(Stored records)
+-------+

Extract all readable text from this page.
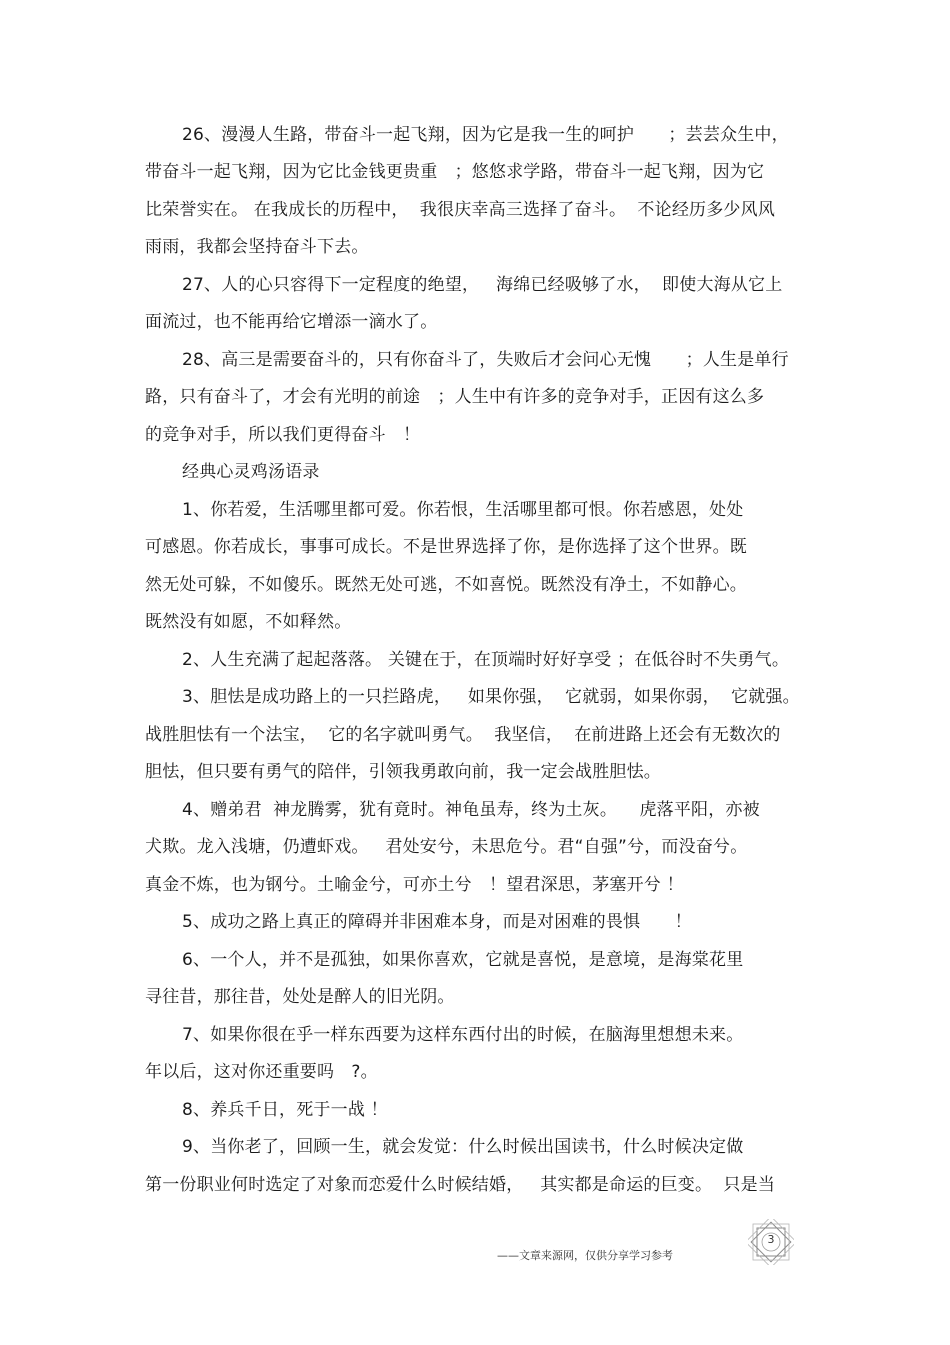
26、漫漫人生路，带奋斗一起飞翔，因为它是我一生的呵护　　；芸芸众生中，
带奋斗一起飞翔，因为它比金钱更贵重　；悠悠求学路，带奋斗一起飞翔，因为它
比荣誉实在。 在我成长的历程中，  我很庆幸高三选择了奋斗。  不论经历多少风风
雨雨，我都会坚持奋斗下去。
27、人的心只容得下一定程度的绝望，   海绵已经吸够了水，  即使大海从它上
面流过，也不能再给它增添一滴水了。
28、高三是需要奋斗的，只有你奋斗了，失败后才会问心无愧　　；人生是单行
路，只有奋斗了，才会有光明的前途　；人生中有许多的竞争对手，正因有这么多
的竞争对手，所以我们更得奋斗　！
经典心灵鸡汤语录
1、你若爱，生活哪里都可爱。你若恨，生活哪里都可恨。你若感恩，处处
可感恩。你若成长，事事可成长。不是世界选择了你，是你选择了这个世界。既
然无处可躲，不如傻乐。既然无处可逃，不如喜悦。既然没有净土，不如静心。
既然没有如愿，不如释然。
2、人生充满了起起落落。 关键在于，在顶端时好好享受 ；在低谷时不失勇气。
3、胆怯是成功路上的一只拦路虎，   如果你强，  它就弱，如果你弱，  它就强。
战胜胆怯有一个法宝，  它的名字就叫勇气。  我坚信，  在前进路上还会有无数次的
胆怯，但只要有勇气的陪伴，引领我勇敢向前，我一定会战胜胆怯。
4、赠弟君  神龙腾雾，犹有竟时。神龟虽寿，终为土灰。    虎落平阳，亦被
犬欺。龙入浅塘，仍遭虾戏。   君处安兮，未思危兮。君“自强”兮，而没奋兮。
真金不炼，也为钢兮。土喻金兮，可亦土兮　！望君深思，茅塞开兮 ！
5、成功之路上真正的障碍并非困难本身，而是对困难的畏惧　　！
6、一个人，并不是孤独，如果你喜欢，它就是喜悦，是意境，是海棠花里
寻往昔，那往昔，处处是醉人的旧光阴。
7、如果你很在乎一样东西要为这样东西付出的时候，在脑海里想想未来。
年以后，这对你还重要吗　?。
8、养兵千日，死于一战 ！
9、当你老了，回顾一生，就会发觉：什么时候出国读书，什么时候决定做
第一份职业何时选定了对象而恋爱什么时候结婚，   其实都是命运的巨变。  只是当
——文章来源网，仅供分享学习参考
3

+-------+

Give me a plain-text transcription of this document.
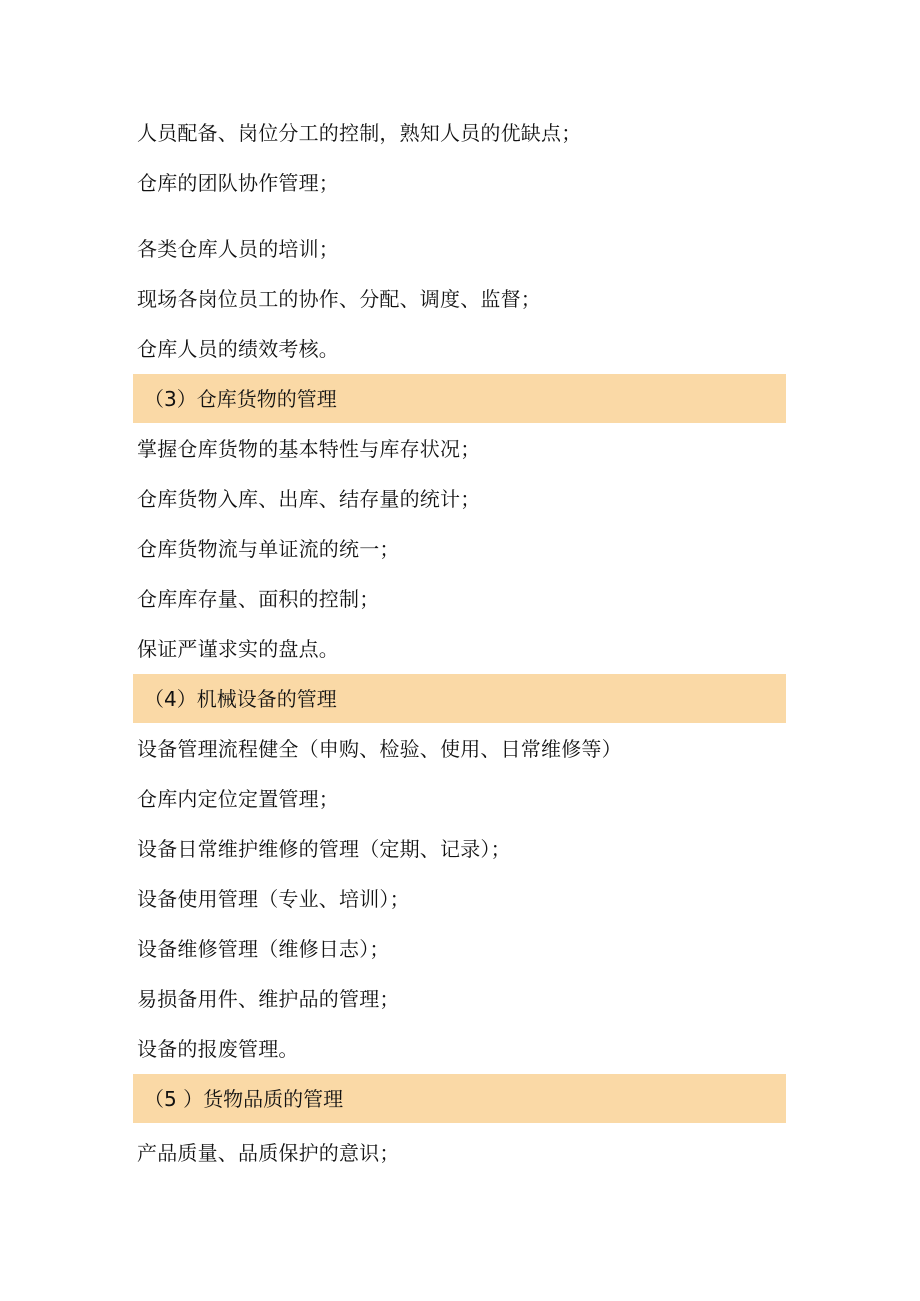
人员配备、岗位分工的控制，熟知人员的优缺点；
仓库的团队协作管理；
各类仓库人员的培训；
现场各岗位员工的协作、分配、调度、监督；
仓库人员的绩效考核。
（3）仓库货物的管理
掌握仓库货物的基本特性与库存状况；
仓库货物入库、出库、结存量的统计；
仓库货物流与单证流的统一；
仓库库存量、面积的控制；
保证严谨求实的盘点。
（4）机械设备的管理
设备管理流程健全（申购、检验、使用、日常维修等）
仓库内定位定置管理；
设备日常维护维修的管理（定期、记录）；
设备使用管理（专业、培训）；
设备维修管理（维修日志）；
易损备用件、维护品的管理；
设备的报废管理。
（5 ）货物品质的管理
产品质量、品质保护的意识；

+-------+

## EXERCISE TASK
Extract all lines containing the word "this".

## SOLVED PROBLEM
Extract all readable text from this page.
Give me a plain-text transcription of this document.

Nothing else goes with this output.